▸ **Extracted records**
========================================

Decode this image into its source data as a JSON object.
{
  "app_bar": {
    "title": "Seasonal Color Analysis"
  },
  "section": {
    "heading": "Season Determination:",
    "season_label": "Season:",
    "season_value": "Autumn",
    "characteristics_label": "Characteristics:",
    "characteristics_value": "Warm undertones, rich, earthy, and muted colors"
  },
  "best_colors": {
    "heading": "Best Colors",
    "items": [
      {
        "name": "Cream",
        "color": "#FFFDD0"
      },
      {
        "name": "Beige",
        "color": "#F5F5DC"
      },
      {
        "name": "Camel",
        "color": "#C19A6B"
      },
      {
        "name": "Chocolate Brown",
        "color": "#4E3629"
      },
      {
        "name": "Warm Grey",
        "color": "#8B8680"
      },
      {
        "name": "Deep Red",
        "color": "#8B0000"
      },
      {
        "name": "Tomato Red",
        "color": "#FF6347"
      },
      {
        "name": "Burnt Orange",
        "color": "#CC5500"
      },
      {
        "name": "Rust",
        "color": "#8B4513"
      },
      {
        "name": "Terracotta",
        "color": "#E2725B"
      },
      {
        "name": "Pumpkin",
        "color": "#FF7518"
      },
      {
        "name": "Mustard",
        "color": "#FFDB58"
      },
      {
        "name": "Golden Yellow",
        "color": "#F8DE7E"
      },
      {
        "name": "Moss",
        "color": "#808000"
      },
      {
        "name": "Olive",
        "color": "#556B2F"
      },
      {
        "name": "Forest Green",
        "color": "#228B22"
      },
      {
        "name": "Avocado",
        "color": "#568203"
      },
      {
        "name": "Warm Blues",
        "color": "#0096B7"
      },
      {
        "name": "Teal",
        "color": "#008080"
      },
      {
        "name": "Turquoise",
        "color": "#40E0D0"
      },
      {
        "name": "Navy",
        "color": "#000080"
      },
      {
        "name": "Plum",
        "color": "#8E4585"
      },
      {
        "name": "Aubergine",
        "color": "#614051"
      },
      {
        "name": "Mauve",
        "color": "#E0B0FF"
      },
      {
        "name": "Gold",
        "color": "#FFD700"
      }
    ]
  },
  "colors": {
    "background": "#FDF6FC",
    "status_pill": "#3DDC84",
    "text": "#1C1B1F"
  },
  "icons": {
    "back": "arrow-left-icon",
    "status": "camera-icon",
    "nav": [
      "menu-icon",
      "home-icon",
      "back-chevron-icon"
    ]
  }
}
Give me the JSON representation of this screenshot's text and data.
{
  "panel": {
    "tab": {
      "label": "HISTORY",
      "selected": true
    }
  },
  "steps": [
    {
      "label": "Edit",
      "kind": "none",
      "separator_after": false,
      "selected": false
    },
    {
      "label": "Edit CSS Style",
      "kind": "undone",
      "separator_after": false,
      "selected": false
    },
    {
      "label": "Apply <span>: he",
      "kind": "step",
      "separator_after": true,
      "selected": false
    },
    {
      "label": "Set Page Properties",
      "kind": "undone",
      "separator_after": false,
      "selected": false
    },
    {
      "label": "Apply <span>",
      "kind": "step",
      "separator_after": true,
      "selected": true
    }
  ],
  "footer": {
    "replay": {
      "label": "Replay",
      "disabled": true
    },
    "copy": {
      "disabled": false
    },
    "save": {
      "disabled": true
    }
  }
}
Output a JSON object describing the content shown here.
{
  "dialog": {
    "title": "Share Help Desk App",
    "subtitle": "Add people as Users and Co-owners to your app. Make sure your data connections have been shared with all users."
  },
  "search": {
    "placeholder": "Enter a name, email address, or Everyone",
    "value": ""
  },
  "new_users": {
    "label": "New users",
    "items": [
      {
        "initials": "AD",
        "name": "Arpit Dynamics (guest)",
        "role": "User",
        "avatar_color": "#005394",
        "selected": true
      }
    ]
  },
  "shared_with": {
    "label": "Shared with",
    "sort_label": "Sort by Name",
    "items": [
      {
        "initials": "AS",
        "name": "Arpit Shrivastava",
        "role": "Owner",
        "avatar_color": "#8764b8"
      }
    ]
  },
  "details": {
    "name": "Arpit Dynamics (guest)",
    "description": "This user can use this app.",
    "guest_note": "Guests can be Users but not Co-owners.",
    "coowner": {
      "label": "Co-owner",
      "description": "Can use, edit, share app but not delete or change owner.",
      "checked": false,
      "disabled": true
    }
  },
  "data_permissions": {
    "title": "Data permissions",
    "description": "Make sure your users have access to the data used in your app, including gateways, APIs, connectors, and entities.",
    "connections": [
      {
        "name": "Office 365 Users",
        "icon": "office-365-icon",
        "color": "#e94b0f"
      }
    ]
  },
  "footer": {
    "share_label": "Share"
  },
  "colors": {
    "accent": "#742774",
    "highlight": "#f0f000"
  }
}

========================================

▸ **Directions for this task**
Gather and return every line that holds the string "Apply".

▸ **Reply**
      "label": "Apply <span>: he",
      "label": "Apply <span>",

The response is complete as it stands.